• EXTRACTED DATA:
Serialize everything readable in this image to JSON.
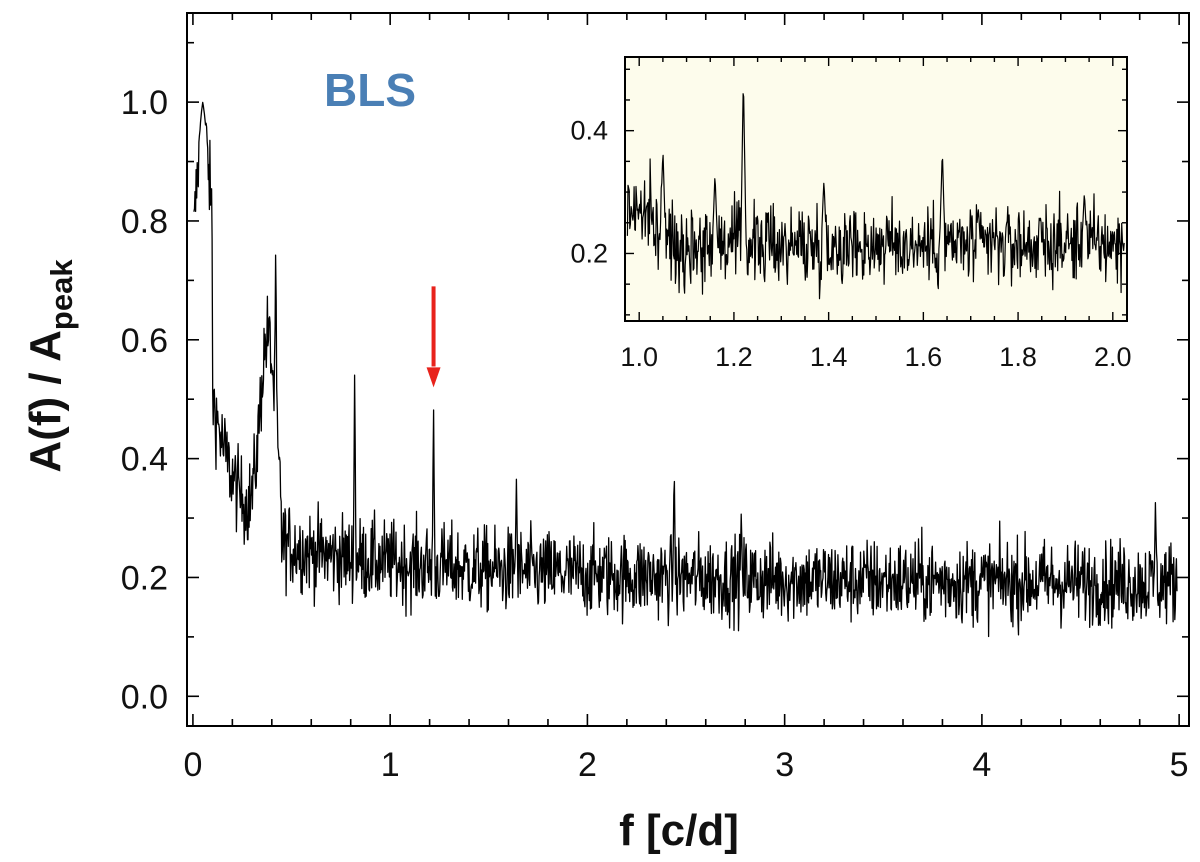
{
  "colors": {
    "line": "#000000",
    "annotation_text": "#4a7fb5",
    "arrow": "#e8231c",
    "inset_background": "#fdfcec"
  },
  "chart_data": [
    {
      "type": "line",
      "annotation": "BLS",
      "xlabel": "f [c/d]",
      "ylabel_main": "A(f) / A",
      "ylabel_sub": "peak",
      "xlim": [
        -0.03,
        5.05
      ],
      "ylim": [
        -0.05,
        1.15
      ],
      "xticks": [
        "0",
        "1",
        "2",
        "3",
        "4",
        "5"
      ],
      "yticks": [
        "0.0",
        "0.2",
        "0.4",
        "0.6",
        "0.8",
        "1.0"
      ],
      "arrow_at_x": 1.22,
      "peaks": [
        {
          "x": 0.05,
          "y": 1.0
        },
        {
          "x": 0.25,
          "y": 0.27
        },
        {
          "x": 0.42,
          "y": 0.77
        },
        {
          "x": 0.82,
          "y": 0.55
        },
        {
          "x": 1.22,
          "y": 0.49
        },
        {
          "x": 1.64,
          "y": 0.37
        },
        {
          "x": 2.44,
          "y": 0.39
        },
        {
          "x": 2.78,
          "y": 0.31
        },
        {
          "x": 4.88,
          "y": 0.33
        }
      ]
    },
    {
      "type": "line",
      "role": "inset",
      "xlim": [
        0.97,
        2.03
      ],
      "ylim": [
        0.09,
        0.52
      ],
      "xticks": [
        "1.0",
        "1.2",
        "1.4",
        "1.6",
        "1.8",
        "2.0"
      ],
      "yticks": [
        "0.2",
        "0.4"
      ],
      "peaks": [
        {
          "x": 1.05,
          "y": 0.37
        },
        {
          "x": 1.16,
          "y": 0.33
        },
        {
          "x": 1.22,
          "y": 0.49
        },
        {
          "x": 1.39,
          "y": 0.32
        },
        {
          "x": 1.64,
          "y": 0.37
        },
        {
          "x": 1.94,
          "y": 0.3
        }
      ]
    }
  ]
}
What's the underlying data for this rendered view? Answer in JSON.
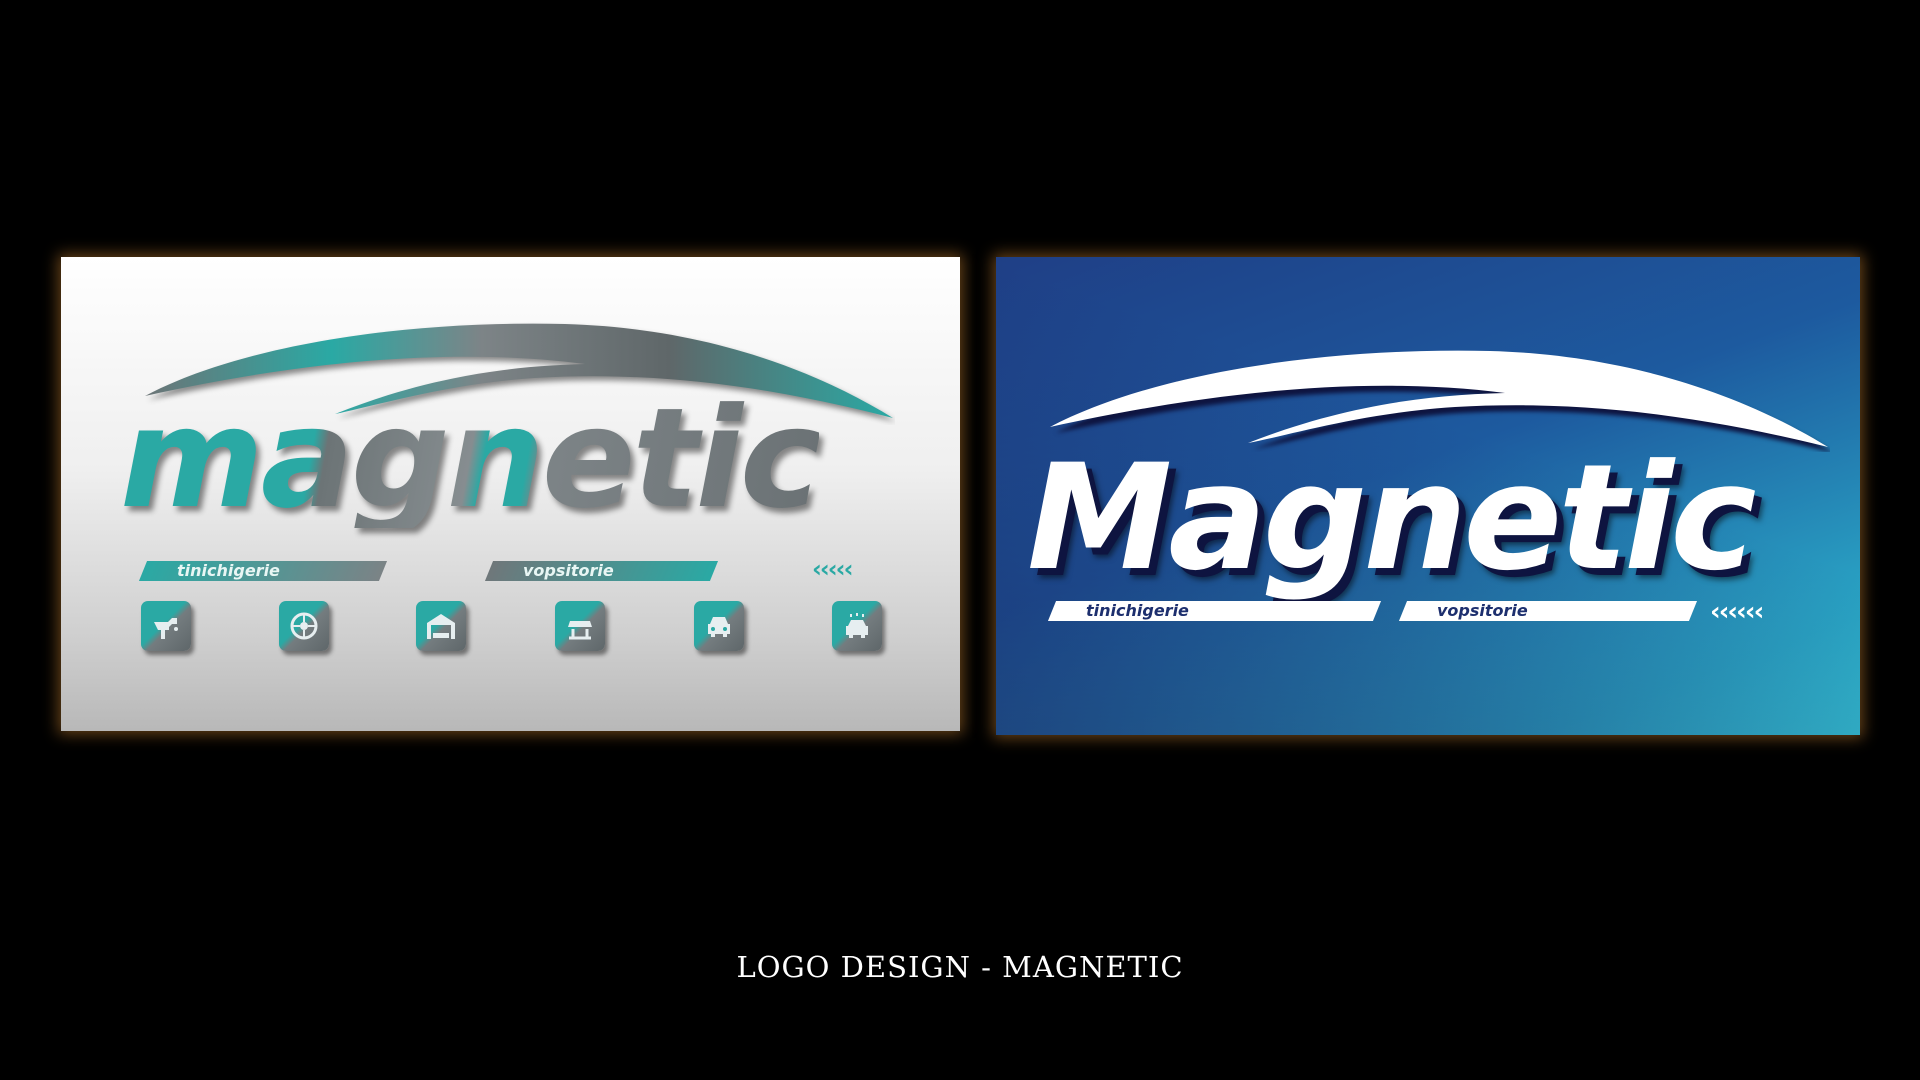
{
  "caption": "LOGO DESIGN - MAGNETIC",
  "logo_left": {
    "wordmark": "magnetic",
    "tagline_left": "tinichigerie",
    "tagline_right": "vopsitorie",
    "chevrons": "‹‹‹‹‹",
    "service_icons": [
      "spray-gun-icon",
      "wheel-icon",
      "garage-icon",
      "car-lift-icon",
      "car-front-icon",
      "car-wash-icon"
    ],
    "colors": {
      "teal": "#2aa9a4",
      "concrete": "#6c7476",
      "background": "#f2f2f2"
    }
  },
  "logo_right": {
    "wordmark": "Magnetic",
    "tagline_left": "tinichigerie",
    "tagline_right": "vopsitorie",
    "chevrons": "‹‹‹‹‹‹",
    "colors": {
      "background_top": "#1f3f86",
      "background_corner": "#35c9d9",
      "wordmark": "#ffffff",
      "tagline_text": "#1d2f6e"
    }
  },
  "colors": {
    "page_background": "#000000",
    "panel_glow": "#ba782c",
    "caption": "#ffffff"
  }
}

• SHORT PROBLEM:
Output all the records, word for word, with no pictures in the copy.

• EXPECTED OUTPUT:
Serialize everything readable in this image to JSON.
{
  "colors": {
    "line": "#000000",
    "annotation_text": "#4a7fb5",
    "arrow": "#e8231c",
    "inset_background": "#fdfcec"
  },
  "chart_data": [
    {
      "type": "line",
      "annotation": "BLS",
      "xlabel": "f [c/d]",
      "ylabel_main": "A(f) / A",
      "ylabel_sub": "peak",
      "xlim": [
        -0.03,
        5.05
      ],
      "ylim": [
        -0.05,
        1.15
      ],
      "xticks": [
        "0",
        "1",
        "2",
        "3",
        "4",
        "5"
      ],
      "yticks": [
        "0.0",
        "0.2",
        "0.4",
        "0.6",
        "0.8",
        "1.0"
      ],
      "arrow_at_x": 1.22,
      "peaks": [
        {
          "x": 0.05,
          "y": 1.0
        },
        {
          "x": 0.25,
          "y": 0.27
        },
        {
          "x": 0.42,
          "y": 0.77
        },
        {
          "x": 0.82,
          "y": 0.55
        },
        {
          "x": 1.22,
          "y": 0.49
        },
        {
          "x": 1.64,
          "y": 0.37
        },
        {
          "x": 2.44,
          "y": 0.39
        },
        {
          "x": 2.78,
          "y": 0.31
        },
        {
          "x": 4.88,
          "y": 0.33
        }
      ]
    },
    {
      "type": "line",
      "role": "inset",
      "xlim": [
        0.97,
        2.03
      ],
      "ylim": [
        0.09,
        0.52
      ],
      "xticks": [
        "1.0",
        "1.2",
        "1.4",
        "1.6",
        "1.8",
        "2.0"
      ],
      "yticks": [
        "0.2",
        "0.4"
      ],
      "peaks": [
        {
          "x": 1.05,
          "y": 0.37
        },
        {
          "x": 1.16,
          "y": 0.33
        },
        {
          "x": 1.22,
          "y": 0.49
        },
        {
          "x": 1.39,
          "y": 0.32
        },
        {
          "x": 1.64,
          "y": 0.37
        },
        {
          "x": 1.94,
          "y": 0.3
        }
      ]
    }
  ]
}
What's the underlying data for this rendered view? Answer in JSON.
{
  "caption": "LOGO DESIGN - MAGNETIC",
  "logo_left": {
    "wordmark": "magnetic",
    "tagline_left": "tinichigerie",
    "tagline_right": "vopsitorie",
    "chevrons": "‹‹‹‹‹",
    "service_icons": [
      "spray-gun-icon",
      "wheel-icon",
      "garage-icon",
      "car-lift-icon",
      "car-front-icon",
      "car-wash-icon"
    ],
    "colors": {
      "teal": "#2aa9a4",
      "concrete": "#6c7476",
      "background": "#f2f2f2"
    }
  },
  "logo_right": {
    "wordmark": "Magnetic",
    "tagline_left": "tinichigerie",
    "tagline_right": "vopsitorie",
    "chevrons": "‹‹‹‹‹‹",
    "colors": {
      "background_top": "#1f3f86",
      "background_corner": "#35c9d9",
      "wordmark": "#ffffff",
      "tagline_text": "#1d2f6e"
    }
  },
  "colors": {
    "page_background": "#000000",
    "panel_glow": "#ba782c",
    "caption": "#ffffff"
  }
}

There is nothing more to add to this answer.